SHORT EXERCISE: Find every line in the records below that holds the word "JSON" and copy it.

EXTRACTED INFORMATION:

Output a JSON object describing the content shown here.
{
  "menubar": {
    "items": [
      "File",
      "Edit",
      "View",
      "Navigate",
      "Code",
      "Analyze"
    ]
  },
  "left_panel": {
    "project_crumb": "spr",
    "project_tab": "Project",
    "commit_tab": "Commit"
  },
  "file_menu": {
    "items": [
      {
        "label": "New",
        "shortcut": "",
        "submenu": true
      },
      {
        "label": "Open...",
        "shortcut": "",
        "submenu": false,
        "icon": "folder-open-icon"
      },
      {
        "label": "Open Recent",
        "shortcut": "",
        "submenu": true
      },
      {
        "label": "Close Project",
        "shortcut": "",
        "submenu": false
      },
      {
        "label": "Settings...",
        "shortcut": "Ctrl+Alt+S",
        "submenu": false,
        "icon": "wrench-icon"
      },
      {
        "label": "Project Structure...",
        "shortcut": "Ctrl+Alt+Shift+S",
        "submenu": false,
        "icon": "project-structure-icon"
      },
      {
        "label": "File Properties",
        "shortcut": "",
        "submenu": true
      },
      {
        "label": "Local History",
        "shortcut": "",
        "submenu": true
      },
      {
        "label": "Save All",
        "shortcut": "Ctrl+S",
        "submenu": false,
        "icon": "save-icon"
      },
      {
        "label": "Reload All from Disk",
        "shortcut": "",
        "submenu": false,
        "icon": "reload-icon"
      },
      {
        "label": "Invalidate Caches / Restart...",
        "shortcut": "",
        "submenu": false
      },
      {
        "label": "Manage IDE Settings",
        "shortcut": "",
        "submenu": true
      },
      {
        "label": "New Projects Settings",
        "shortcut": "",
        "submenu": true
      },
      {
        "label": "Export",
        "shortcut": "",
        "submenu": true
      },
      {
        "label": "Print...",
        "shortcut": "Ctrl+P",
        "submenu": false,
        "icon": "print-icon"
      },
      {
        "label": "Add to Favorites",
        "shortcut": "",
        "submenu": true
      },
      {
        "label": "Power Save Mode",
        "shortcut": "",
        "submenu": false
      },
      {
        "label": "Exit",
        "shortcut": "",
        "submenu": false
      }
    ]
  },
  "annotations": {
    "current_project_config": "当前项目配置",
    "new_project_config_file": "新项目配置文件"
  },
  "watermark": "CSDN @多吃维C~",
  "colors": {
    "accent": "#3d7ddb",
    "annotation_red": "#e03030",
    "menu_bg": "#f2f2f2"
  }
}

==

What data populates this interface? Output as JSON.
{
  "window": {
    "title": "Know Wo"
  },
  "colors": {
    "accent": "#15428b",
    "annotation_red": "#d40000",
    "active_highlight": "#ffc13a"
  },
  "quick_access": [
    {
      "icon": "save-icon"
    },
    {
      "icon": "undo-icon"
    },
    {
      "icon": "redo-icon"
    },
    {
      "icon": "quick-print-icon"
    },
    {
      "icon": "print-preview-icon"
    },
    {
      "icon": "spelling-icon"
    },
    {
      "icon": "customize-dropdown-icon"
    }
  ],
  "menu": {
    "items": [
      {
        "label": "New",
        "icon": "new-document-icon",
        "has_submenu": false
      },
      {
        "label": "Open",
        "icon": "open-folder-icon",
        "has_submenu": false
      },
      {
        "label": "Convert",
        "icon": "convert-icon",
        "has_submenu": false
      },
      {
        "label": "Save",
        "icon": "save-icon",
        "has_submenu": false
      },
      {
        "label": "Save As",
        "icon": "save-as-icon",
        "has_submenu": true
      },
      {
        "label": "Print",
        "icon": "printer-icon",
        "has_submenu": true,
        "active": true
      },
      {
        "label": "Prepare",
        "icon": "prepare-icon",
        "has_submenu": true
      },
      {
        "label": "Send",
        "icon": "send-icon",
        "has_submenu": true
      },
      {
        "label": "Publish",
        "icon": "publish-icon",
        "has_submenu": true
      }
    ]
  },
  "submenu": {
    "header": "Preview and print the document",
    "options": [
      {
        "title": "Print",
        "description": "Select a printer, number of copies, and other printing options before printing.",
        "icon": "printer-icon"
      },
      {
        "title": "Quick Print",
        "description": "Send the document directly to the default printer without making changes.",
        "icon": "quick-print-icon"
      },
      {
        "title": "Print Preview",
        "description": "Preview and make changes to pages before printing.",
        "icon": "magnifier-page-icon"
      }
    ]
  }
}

EXERCISE ANSWER:
Output a JSON object describing the content shown here.
What data populates this interface? Output as JSON.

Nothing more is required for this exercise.